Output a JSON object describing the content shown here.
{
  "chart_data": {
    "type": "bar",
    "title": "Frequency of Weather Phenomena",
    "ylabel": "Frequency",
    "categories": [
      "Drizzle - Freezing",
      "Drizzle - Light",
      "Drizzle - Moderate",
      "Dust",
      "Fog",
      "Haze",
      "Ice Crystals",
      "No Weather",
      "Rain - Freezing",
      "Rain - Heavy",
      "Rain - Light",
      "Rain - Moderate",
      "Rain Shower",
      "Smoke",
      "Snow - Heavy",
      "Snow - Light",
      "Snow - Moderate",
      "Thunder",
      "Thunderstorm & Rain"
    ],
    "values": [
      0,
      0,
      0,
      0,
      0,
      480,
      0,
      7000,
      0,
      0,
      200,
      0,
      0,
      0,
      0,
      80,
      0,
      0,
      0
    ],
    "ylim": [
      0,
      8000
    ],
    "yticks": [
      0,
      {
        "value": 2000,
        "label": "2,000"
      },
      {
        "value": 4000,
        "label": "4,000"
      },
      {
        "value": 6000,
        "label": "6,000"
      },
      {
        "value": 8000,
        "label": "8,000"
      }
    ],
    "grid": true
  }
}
•••••
_WHAT YOU WILL DO_. Exactly reproduce every record.

_SOLUTION TO THE PROBLEM_.
Output a JSON object describing the content shown here.
{
  "chart_data": {
    "type": "bar",
    "title": "Frequency of Weather Phenomena",
    "ylabel": "Frequency",
    "categories": [
      "Drizzle - Freezing",
      "Drizzle - Light",
      "Drizzle - Moderate",
      "Dust",
      "Fog",
      "Haze",
      "Ice Crystals",
      "No Weather",
      "Rain - Freezing",
      "Rain - Heavy",
      "Rain - Light",
      "Rain - Moderate",
      "Rain Shower",
      "Smoke",
      "Snow - Heavy",
      "Snow - Light",
      "Snow - Moderate",
      "Thunder",
      "Thunderstorm & Rain"
    ],
    "values": [
      0,
      0,
      0,
      0,
      0,
      480,
      0,
      7000,
      0,
      0,
      200,
      0,
      0,
      0,
      0,
      80,
      0,
      0,
      0
    ],
    "ylim": [
      0,
      8000
    ],
    "yticks": [
      0,
      {
        "value": 2000,
        "label": "2,000"
      },
      {
        "value": 4000,
        "label": "4,000"
      },
      {
        "value": 6000,
        "label": "6,000"
      },
      {
        "value": 8000,
        "label": "8,000"
      }
    ],
    "grid": true
  }
}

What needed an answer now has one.